** BEGIN MATERIAL PROVIDED **
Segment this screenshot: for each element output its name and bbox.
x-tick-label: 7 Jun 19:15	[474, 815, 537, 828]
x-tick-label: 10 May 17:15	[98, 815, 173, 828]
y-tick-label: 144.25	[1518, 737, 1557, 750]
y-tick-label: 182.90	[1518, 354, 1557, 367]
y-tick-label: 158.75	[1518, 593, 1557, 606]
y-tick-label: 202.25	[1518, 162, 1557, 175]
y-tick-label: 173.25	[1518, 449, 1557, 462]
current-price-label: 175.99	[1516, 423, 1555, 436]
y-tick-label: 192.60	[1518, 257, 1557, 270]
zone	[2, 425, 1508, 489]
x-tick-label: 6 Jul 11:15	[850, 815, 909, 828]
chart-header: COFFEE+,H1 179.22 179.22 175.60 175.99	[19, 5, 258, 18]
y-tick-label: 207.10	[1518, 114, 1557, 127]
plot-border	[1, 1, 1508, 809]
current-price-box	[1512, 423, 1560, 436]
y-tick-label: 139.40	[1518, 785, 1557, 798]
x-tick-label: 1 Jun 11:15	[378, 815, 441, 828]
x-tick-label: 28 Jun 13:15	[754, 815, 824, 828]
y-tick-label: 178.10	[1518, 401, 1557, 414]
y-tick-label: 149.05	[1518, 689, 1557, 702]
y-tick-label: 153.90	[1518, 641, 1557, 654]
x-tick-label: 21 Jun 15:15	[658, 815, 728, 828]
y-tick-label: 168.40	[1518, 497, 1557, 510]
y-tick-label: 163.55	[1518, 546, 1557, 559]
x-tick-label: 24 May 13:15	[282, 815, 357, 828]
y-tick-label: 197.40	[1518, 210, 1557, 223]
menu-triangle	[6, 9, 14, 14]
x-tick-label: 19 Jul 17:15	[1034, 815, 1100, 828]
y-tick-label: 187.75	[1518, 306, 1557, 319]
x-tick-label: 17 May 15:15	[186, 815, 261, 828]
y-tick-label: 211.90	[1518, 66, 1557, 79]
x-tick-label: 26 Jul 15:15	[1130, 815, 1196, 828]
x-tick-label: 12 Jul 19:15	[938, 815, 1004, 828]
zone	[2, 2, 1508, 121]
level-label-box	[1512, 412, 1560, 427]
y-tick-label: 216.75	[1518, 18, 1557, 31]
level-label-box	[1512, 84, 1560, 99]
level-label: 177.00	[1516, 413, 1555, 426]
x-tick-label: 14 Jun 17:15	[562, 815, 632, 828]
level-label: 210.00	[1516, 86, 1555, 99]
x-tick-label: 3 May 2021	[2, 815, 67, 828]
** END MATERIAL PROVIDED **
- TASK DIRECTIONS
Retype every one of the rows above, line for line, with no changes.

- ANSWER TO THIS PROBLEM
Segment this screenshot: for each element output its name and bbox.
x-tick-label: 7 Jun 19:15	[474, 815, 537, 828]
x-tick-label: 10 May 17:15	[98, 815, 173, 828]
y-tick-label: 144.25	[1518, 737, 1557, 750]
y-tick-label: 182.90	[1518, 354, 1557, 367]
y-tick-label: 158.75	[1518, 593, 1557, 606]
y-tick-label: 202.25	[1518, 162, 1557, 175]
y-tick-label: 173.25	[1518, 449, 1557, 462]
current-price-label: 175.99	[1516, 423, 1555, 436]
y-tick-label: 192.60	[1518, 257, 1557, 270]
zone	[2, 425, 1508, 489]
x-tick-label: 6 Jul 11:15	[850, 815, 909, 828]
chart-header: COFFEE+,H1 179.22 179.22 175.60 175.99	[19, 5, 258, 18]
y-tick-label: 207.10	[1518, 114, 1557, 127]
plot-border	[1, 1, 1508, 809]
current-price-box	[1512, 423, 1560, 436]
y-tick-label: 139.40	[1518, 785, 1557, 798]
x-tick-label: 1 Jun 11:15	[378, 815, 441, 828]
x-tick-label: 28 Jun 13:15	[754, 815, 824, 828]
y-tick-label: 178.10	[1518, 401, 1557, 414]
y-tick-label: 149.05	[1518, 689, 1557, 702]
y-tick-label: 153.90	[1518, 641, 1557, 654]
x-tick-label: 21 Jun 15:15	[658, 815, 728, 828]
y-tick-label: 168.40	[1518, 497, 1557, 510]
y-tick-label: 163.55	[1518, 546, 1557, 559]
x-tick-label: 24 May 13:15	[282, 815, 357, 828]
y-tick-label: 197.40	[1518, 210, 1557, 223]
menu-triangle	[6, 9, 14, 14]
x-tick-label: 19 Jul 17:15	[1034, 815, 1100, 828]
y-tick-label: 187.75	[1518, 306, 1557, 319]
x-tick-label: 17 May 15:15	[186, 815, 261, 828]
y-tick-label: 211.90	[1518, 66, 1557, 79]
x-tick-label: 26 Jul 15:15	[1130, 815, 1196, 828]
x-tick-label: 12 Jul 19:15	[938, 815, 1004, 828]
zone	[2, 2, 1508, 121]
level-label-box	[1512, 412, 1560, 427]
y-tick-label: 216.75	[1518, 18, 1557, 31]
level-label-box	[1512, 84, 1560, 99]
level-label: 177.00	[1516, 413, 1555, 426]
x-tick-label: 14 Jun 17:15	[562, 815, 632, 828]
level-label: 210.00	[1516, 86, 1555, 99]
x-tick-label: 3 May 2021	[2, 815, 67, 828]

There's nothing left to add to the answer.